Task objective.
Using the records below, copy out exactly the line that contains "What text is on this page?" and every line that follows it, up to and including the last, and no others.

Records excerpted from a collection
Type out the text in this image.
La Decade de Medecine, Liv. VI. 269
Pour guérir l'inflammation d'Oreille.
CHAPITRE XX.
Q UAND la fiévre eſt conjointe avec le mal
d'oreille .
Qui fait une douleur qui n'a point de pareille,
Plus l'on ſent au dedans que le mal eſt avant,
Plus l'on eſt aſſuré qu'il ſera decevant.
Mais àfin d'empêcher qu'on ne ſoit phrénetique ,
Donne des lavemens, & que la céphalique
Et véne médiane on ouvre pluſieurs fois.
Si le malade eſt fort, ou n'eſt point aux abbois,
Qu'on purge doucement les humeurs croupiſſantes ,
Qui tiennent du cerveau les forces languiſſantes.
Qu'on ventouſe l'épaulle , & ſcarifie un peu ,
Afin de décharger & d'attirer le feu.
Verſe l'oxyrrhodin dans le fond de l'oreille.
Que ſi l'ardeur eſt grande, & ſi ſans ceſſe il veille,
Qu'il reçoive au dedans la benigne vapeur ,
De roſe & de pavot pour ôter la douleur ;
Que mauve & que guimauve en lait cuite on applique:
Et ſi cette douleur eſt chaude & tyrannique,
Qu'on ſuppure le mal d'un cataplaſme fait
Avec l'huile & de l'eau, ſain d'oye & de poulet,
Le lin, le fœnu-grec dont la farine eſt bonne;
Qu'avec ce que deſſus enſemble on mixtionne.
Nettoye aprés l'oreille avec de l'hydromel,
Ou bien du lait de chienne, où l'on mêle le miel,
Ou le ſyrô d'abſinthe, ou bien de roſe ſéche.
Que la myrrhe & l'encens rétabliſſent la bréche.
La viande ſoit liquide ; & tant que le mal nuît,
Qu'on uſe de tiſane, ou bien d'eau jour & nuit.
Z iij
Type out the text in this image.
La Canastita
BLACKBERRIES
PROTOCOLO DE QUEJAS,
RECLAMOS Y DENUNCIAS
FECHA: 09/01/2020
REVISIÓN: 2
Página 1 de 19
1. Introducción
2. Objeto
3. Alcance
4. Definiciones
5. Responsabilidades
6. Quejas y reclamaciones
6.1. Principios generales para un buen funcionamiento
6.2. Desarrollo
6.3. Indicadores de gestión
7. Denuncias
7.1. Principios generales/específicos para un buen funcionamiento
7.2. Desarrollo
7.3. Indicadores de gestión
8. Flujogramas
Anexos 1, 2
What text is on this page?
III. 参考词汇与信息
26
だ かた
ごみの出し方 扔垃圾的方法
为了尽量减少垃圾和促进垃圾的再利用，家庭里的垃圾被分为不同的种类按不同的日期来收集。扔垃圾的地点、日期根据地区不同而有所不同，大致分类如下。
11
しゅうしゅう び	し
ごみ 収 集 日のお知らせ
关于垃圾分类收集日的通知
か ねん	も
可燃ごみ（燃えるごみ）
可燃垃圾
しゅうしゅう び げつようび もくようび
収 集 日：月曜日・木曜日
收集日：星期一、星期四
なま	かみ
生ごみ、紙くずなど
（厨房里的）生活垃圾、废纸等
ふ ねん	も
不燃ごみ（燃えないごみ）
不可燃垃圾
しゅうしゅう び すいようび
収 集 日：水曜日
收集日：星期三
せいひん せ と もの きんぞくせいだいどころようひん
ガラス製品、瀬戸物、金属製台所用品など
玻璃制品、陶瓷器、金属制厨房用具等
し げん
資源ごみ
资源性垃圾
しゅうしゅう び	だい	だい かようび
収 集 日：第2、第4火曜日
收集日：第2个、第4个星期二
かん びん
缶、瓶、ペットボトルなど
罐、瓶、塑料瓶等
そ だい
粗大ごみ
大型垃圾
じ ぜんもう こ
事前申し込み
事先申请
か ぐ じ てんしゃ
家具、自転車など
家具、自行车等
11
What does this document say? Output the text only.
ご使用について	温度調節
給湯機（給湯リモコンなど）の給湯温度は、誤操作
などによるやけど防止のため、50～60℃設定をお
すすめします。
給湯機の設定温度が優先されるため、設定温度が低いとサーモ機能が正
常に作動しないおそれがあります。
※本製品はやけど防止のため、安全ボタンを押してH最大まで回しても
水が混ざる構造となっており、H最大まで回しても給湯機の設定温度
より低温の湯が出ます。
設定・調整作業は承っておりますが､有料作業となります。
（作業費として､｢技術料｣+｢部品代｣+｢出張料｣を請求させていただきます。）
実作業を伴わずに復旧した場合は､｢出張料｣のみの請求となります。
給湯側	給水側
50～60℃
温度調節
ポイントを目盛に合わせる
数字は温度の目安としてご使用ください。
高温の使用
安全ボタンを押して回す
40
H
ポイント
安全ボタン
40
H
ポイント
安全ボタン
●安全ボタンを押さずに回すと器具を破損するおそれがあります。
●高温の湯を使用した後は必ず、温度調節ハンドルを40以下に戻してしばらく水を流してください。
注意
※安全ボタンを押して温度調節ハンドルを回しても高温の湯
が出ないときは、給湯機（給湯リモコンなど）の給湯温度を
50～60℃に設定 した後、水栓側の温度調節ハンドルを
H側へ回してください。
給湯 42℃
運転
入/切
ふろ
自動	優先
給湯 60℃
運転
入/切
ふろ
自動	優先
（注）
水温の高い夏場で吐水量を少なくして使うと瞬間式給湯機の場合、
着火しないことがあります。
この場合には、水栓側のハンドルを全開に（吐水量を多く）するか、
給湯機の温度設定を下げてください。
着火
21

Answer for this exercise.
What text is on this page?
III. 参考词汇与信息
26
だ かた
ごみの出し方 扔垃圾的方法
为了尽量减少垃圾和促进垃圾的再利用，家庭里的垃圾被分为不同的种类按不同的日期来收集。扔垃圾的地点、日期根据地区不同而有所不同，大致分类如下。
11
しゅうしゅう び	し
ごみ 収 集 日のお知らせ
关于垃圾分类收集日的通知
か ねん	も
可燃ごみ（燃えるごみ）
可燃垃圾
しゅうしゅう び げつようび もくようび
収 集 日：月曜日・木曜日
收集日：星期一、星期四
なま	かみ
生ごみ、紙くずなど
（厨房里的）生活垃圾、废纸等
ふ ねん	も
不燃ごみ（燃えないごみ）
不可燃垃圾
しゅうしゅう び すいようび
収 集 日：水曜日
收集日：星期三
せいひん せ と もの きんぞくせいだいどころようひん
ガラス製品、瀬戸物、金属製台所用品など
玻璃制品、陶瓷器、金属制厨房用具等
し げん
資源ごみ
资源性垃圾
しゅうしゅう び	だい	だい かようび
収 集 日：第2、第4火曜日
收集日：第2个、第4个星期二
かん びん
缶、瓶、ペットボトルなど
罐、瓶、塑料瓶等
そ だい
粗大ごみ
大型垃圾
じ ぜんもう こ
事前申し込み
事先申请
か ぐ じ てんしゃ
家具、自転車など
家具、自行车等
11
What does this document say? Output the text only.
ご使用について	温度調節
給湯機（給湯リモコンなど）の給湯温度は、誤操作
などによるやけど防止のため、50～60℃設定をお
すすめします。
給湯機の設定温度が優先されるため、設定温度が低いとサーモ機能が正
常に作動しないおそれがあります。
※本製品はやけど防止のため、安全ボタンを押してH最大まで回しても
水が混ざる構造となっており、H最大まで回しても給湯機の設定温度
より低温の湯が出ます。
設定・調整作業は承っておりますが､有料作業となります。
（作業費として､｢技術料｣+｢部品代｣+｢出張料｣を請求させていただきます。）
実作業を伴わずに復旧した場合は､｢出張料｣のみの請求となります。
給湯側	給水側
50～60℃
温度調節
ポイントを目盛に合わせる
数字は温度の目安としてご使用ください。
高温の使用
安全ボタンを押して回す
40
H
ポイント
安全ボタン
40
H
ポイント
安全ボタン
●安全ボタンを押さずに回すと器具を破損するおそれがあります。
●高温の湯を使用した後は必ず、温度調節ハンドルを40以下に戻してしばらく水を流してください。
注意
※安全ボタンを押して温度調節ハンドルを回しても高温の湯
が出ないときは、給湯機（給湯リモコンなど）の給湯温度を
50～60℃に設定 した後、水栓側の温度調節ハンドルを
H側へ回してください。
給湯 42℃
運転
入/切
ふろ
自動	優先
給湯 60℃
運転
入/切
ふろ
自動	優先
（注）
水温の高い夏場で吐水量を少なくして使うと瞬間式給湯機の場合、
着火しないことがあります。
この場合には、水栓側のハンドルを全開に（吐水量を多く）するか、
給湯機の温度設定を下げてください。
着火
21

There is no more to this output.